WHAT NEEDS TO BE DONE >> From the entries below, list each line with "title".

INFORMATION SUPPLIED >>

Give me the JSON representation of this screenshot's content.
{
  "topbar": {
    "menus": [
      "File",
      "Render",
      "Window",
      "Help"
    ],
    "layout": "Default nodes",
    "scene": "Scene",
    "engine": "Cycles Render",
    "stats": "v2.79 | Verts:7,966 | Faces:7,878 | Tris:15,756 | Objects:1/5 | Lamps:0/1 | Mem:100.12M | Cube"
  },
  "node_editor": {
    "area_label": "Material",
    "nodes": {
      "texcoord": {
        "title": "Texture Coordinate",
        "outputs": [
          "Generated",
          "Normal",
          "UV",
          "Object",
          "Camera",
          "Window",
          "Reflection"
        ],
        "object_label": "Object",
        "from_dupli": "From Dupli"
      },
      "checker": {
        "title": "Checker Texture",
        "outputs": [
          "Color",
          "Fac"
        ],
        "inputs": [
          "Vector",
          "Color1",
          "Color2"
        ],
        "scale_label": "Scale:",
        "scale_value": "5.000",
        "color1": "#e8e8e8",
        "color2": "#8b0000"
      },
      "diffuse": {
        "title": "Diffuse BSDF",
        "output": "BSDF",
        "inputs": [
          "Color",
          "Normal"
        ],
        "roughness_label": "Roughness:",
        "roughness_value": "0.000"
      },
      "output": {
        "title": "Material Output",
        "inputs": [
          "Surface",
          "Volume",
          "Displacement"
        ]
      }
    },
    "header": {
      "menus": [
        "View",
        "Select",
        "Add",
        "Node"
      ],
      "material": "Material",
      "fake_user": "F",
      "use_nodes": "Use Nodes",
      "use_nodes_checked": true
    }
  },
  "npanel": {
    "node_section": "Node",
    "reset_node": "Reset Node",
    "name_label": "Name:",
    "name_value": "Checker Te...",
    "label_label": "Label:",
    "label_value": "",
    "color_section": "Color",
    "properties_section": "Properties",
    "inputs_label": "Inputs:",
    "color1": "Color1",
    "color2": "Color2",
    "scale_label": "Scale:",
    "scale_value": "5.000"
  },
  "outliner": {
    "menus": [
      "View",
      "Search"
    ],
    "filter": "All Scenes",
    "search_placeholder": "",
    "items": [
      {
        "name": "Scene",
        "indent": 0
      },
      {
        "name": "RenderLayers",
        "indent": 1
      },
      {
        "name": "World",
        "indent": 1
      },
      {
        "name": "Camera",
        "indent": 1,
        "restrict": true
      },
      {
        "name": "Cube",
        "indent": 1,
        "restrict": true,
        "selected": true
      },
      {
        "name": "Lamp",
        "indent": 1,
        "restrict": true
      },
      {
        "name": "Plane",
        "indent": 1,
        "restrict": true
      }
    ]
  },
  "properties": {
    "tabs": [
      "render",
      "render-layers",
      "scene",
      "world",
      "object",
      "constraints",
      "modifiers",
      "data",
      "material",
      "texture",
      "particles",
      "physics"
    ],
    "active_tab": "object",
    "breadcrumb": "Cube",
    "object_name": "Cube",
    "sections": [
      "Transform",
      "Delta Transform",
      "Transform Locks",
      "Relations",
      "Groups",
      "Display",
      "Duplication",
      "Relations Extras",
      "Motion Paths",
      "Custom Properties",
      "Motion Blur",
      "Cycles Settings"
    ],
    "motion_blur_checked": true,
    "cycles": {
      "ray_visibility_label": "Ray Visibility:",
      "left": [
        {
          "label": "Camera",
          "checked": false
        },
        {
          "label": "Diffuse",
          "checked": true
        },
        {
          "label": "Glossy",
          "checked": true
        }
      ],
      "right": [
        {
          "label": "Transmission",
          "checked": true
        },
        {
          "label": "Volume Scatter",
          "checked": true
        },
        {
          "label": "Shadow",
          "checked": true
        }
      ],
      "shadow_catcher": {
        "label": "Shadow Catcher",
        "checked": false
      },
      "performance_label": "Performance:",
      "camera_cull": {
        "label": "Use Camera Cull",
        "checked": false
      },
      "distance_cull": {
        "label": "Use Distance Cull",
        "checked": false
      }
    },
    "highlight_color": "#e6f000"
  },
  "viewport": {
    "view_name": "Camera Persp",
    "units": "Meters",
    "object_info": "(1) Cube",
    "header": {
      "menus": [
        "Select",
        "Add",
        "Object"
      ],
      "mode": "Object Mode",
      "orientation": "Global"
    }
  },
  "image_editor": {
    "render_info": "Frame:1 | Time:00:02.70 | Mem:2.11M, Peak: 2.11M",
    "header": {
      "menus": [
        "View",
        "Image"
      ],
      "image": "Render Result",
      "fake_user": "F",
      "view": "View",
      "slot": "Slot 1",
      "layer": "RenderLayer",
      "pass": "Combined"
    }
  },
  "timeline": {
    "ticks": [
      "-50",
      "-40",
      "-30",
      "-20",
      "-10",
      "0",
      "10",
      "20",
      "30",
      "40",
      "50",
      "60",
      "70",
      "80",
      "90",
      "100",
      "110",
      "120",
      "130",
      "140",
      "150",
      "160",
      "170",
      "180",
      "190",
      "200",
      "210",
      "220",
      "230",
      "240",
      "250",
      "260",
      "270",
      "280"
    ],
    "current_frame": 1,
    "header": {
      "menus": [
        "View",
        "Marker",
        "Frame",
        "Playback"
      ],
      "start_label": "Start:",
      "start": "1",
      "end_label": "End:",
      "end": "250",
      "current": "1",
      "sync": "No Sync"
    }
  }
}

TASK RESULT >>
        "title": "Texture Coordinate",
        "title": "Checker Texture",
        "title": "Diffuse BSDF",
        "title": "Material Output",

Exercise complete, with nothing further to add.